─── Stored data ───

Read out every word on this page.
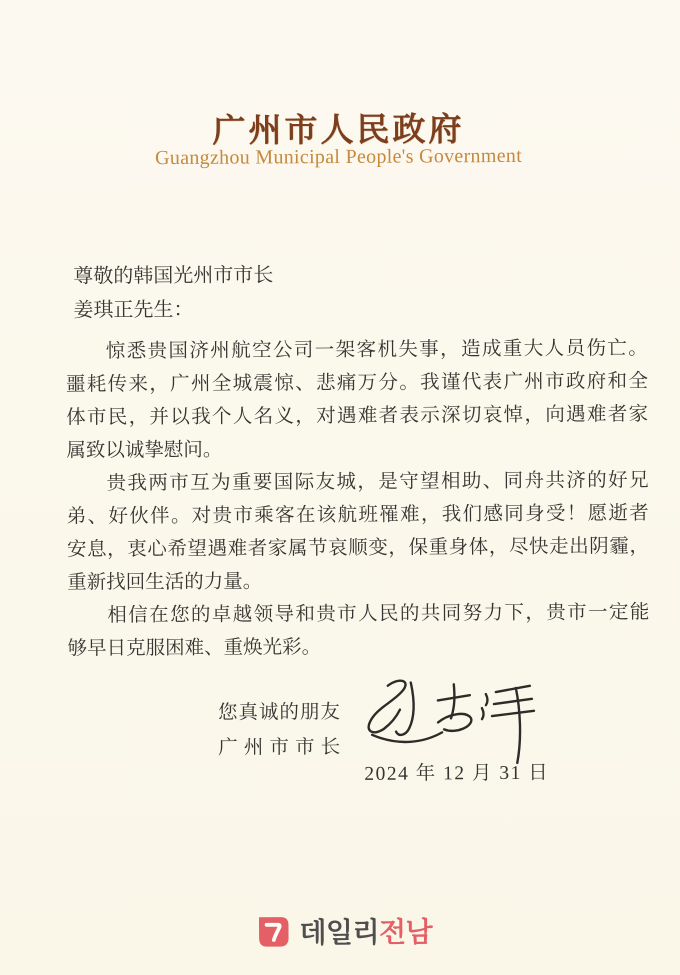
广州市人民政府
Guangzhou Municipal People's Government
尊敬的韩国光州市市长
姜琪正先生：
惊悉贵国济州航空公司一架客机失事，造成重大人员伤亡。
噩耗传来，广州全城震惊、悲痛万分。我谨代表广州市政府和全
体市民，并以我个人名义，对遇难者表示深切哀悼，向遇难者家
属致以诚挚慰问。
贵我两市互为重要国际友城，是守望相助、同舟共济的好兄
弟、好伙伴。对贵市乘客在该航班罹难，我们感同身受！愿逝者
安息，衷心希望遇难者家属节哀顺变，保重身体，尽快走出阴霾，
重新找回生活的力量。
相信在您的卓越领导和贵市人民的共同努力下，贵市一定能
够早日克服困难、重焕光彩。
您真诚的朋友
广州市市长
2024 年 12 月 31 日
데일리 전남
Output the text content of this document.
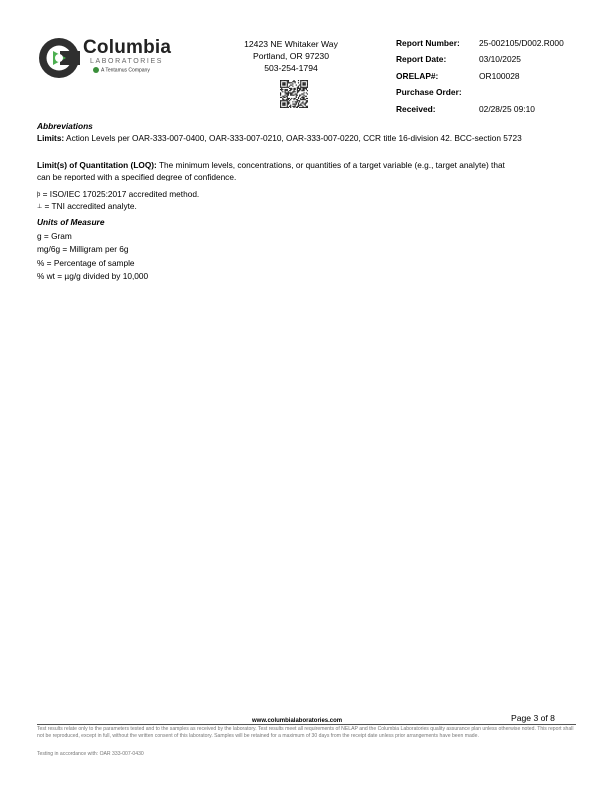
Columbia
LABORATORIES
A Tentamus Company
12423 NE Whitaker Way
Portland, OR 97230
503-254-1794
Report Number: 25-002105/D002.R000
Report Date:	03/10/2025
ORELAP#:	OR100028
Purchase Order:
Received:	02/28/25 09:10
Abbreviations
Limits: Action Levels per OAR-333-007-0400, OAR-333-007-0210, OAR-333-007-0220, CCR title 16-division 42. BCC-section 5723
Limit(s) of Quantitation (LOQ): The minimum levels, concentrations, or quantities of a target variable (e.g., target analyte) that can be reported with a specified degree of confidence.
þ = ISO/IEC 17025:2017 accredited method.
⊥ = TNI accredited analyte.
Units of Measure
g = Gram
mg/6g = Milligram per 6g
% = Percentage of sample
% wt = µg/g divided by 10,000
Page 3 of 8
www.columbialaboratories.com
Test results relate only to the parameters tested and to the samples as received by the laboratory. Test results meet all requirements of NELAP and the Columbia Laboratories quality assurance plan unless otherwise noted. This report shall not be reproduced, except in full, without the written consent of this laboratory. Samples will be retained for a maximum of 30 days from the receipt date unless prior arrangements have been made.
Testing in accordance with: OAR 333-007-0430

───

▶ _Goal of the exercise_
Omit every image. Quote each record exactly.

▶ _Exercise response_
Read out every word on this page.
广州市人民政府
Guangzhou Municipal People's Government
尊敬的韩国光州市市长
姜琪正先生：
惊悉贵国济州航空公司一架客机失事，造成重大人员伤亡。
噩耗传来，广州全城震惊、悲痛万分。我谨代表广州市政府和全
体市民，并以我个人名义，对遇难者表示深切哀悼，向遇难者家
属致以诚挚慰问。
贵我两市互为重要国际友城，是守望相助、同舟共济的好兄
弟、好伙伴。对贵市乘客在该航班罹难，我们感同身受！愿逝者
安息，衷心希望遇难者家属节哀顺变，保重身体，尽快走出阴霾，
重新找回生活的力量。
相信在您的卓越领导和贵市人民的共同努力下，贵市一定能
够早日克服困难、重焕光彩。
您真诚的朋友
广州市市长
2024 年 12 月 31 日
데일리 전남
Output the text content of this document.
Columbia
LABORATORIES
A Tentamus Company
12423 NE Whitaker Way
Portland, OR 97230
503-254-1794
Report Number: 25-002105/D002.R000
Report Date:	03/10/2025
ORELAP#:	OR100028
Purchase Order:
Received:	02/28/25 09:10
Abbreviations
Limits: Action Levels per OAR-333-007-0400, OAR-333-007-0210, OAR-333-007-0220, CCR title 16-division 42. BCC-section 5723
Limit(s) of Quantitation (LOQ): The minimum levels, concentrations, or quantities of a target variable (e.g., target analyte) that can be reported with a specified degree of confidence.
þ = ISO/IEC 17025:2017 accredited method.
⊥ = TNI accredited analyte.
Units of Measure
g = Gram
mg/6g = Milligram per 6g
% = Percentage of sample
% wt = µg/g divided by 10,000
Page 3 of 8
www.columbialaboratories.com
Test results relate only to the parameters tested and to the samples as received by the laboratory. Test results meet all requirements of NELAP and the Columbia Laboratories quality assurance plan unless otherwise noted. This report shall not be reproduced, except in full, without the written consent of this laboratory. Samples will be retained for a maximum of 30 days from the receipt date unless prior arrangements have been made.
Testing in accordance with: OAR 333-007-0430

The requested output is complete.